┌──

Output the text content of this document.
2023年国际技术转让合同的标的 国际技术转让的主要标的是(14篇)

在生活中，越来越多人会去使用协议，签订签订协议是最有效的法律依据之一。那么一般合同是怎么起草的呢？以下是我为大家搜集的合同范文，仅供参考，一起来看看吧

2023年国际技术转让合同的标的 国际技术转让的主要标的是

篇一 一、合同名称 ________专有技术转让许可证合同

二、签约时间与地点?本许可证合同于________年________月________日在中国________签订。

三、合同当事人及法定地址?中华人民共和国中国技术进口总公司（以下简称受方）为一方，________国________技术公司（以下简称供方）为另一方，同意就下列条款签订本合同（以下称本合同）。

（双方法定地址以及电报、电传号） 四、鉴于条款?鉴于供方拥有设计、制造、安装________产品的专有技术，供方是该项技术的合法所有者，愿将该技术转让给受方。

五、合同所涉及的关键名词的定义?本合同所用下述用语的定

└──
┌──

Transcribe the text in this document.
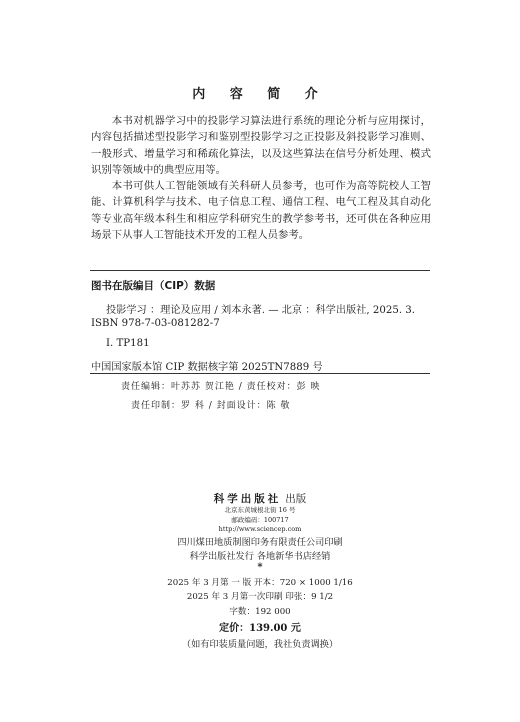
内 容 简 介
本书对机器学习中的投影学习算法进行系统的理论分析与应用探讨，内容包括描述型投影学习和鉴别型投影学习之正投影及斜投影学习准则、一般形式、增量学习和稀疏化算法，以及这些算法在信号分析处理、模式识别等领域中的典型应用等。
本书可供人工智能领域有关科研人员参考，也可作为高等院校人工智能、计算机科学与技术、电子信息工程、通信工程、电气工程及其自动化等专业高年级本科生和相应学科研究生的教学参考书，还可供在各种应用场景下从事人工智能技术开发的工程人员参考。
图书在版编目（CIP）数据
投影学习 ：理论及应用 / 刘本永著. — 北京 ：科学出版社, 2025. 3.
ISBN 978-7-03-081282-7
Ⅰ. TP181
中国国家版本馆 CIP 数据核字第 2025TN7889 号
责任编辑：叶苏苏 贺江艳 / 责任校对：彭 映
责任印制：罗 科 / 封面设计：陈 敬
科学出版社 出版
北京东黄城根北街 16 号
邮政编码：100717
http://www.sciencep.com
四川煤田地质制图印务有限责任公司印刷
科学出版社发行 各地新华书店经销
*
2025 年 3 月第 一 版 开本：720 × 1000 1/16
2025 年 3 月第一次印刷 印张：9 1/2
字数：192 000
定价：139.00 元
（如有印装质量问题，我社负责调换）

└──
┌──

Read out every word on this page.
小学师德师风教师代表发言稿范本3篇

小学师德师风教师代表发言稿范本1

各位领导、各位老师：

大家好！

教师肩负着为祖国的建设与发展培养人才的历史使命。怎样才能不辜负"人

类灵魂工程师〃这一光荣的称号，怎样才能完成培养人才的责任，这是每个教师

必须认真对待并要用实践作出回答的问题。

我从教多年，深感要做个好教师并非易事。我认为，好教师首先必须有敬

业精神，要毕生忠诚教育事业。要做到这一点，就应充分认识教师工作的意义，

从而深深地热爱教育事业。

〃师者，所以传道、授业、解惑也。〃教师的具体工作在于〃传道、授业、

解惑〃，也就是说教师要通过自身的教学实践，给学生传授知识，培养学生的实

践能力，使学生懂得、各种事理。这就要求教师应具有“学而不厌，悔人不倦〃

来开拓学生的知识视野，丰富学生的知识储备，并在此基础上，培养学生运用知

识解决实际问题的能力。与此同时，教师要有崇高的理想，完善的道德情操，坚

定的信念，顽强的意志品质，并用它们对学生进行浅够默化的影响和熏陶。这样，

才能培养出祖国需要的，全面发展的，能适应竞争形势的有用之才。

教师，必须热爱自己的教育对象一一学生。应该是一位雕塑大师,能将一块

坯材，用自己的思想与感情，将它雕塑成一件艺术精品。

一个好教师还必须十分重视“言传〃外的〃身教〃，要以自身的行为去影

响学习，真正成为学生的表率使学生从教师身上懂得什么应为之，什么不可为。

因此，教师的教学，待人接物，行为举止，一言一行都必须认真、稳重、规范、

└──

Using the material above, report each line where "text" occurs.

Output the text content of this document.
Transcribe the text in this document.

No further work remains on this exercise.